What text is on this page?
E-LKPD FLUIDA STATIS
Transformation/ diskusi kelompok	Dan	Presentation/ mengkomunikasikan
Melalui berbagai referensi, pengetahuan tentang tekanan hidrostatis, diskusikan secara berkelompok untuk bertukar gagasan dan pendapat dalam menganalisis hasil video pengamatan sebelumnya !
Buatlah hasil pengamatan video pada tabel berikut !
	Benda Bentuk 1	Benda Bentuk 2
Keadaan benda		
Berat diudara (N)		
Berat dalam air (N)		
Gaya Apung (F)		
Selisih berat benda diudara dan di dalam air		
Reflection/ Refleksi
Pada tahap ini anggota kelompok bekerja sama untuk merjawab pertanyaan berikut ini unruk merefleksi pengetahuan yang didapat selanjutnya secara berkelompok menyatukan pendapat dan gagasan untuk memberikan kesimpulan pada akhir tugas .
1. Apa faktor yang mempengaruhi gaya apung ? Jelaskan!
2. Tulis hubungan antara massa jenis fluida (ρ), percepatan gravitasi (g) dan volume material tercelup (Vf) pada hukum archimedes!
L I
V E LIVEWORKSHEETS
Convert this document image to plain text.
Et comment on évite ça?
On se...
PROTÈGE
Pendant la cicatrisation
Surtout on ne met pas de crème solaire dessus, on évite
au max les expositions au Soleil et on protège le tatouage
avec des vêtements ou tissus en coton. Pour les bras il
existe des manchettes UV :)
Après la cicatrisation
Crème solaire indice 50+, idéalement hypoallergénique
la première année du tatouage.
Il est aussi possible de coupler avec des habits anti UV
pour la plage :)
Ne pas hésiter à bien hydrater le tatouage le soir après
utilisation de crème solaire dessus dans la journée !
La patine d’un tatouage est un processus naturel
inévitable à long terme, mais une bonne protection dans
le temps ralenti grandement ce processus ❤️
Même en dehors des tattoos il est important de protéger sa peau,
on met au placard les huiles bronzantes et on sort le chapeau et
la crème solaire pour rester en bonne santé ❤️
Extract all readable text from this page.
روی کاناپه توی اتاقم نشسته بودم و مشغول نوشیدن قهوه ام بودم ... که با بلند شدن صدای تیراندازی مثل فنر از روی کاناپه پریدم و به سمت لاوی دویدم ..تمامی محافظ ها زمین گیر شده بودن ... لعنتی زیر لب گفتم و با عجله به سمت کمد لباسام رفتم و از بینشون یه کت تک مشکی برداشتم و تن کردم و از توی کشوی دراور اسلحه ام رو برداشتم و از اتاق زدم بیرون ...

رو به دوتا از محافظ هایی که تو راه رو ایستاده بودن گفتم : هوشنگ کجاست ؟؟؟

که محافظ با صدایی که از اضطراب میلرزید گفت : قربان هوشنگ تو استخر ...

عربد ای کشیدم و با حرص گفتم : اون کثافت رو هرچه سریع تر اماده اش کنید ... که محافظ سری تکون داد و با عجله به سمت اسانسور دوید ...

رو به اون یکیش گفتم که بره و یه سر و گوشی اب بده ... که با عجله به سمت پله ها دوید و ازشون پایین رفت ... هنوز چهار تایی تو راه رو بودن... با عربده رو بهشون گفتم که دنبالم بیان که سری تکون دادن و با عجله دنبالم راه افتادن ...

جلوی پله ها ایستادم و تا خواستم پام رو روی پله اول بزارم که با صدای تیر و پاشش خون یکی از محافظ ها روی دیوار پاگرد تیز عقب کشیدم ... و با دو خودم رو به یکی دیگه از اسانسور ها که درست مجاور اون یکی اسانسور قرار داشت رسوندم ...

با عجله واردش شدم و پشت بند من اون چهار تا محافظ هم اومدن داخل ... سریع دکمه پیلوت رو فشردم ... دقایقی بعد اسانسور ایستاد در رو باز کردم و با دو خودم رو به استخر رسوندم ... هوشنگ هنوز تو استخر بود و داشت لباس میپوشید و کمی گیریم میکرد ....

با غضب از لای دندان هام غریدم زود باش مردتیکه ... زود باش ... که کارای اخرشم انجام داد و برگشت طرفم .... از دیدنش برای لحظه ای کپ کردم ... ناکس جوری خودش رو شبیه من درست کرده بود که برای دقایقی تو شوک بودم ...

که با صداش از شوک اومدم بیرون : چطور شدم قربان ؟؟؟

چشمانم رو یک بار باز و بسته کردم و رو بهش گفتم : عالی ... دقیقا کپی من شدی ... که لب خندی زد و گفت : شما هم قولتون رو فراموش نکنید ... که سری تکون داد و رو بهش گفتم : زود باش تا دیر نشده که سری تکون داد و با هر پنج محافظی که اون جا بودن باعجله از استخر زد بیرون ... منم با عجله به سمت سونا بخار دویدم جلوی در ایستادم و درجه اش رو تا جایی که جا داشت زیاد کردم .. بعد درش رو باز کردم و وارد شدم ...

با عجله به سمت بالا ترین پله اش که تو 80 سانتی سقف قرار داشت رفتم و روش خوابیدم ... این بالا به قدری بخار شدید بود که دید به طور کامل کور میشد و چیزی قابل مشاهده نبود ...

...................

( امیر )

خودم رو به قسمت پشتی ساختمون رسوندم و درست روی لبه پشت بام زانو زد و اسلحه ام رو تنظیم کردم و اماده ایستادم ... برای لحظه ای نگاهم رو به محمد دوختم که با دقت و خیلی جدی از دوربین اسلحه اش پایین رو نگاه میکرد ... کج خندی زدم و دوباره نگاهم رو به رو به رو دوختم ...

______

# Written request
Search the listing above for the string "چهار". Copy every line that contains it.

# Full answer
رو به اون یکیش گفتم که بره و یه سر و گوشی اب بده ... که با عجله به سمت پله ها دوید و ازشون پایین رفت ... هنوز چهار تایی تو راه رو بودن... با عربده رو بهشون گفتم که دنبالم بیان که سری تکون دادن و با عجله دنبالم راه افتادن ...
با عجله واردش شدم و پشت بند من اون چهار تا محافظ هم اومدن داخل ... سریع دکمه پیلوت رو فشردم ... دقایقی بعد اسانسور ایستاد در رو باز کردم و با دو خودم رو به استخر رسوندم ... هوشنگ هنوز تو استخر بود و داشت لباس میپوشید و کمی گیریم میکرد ....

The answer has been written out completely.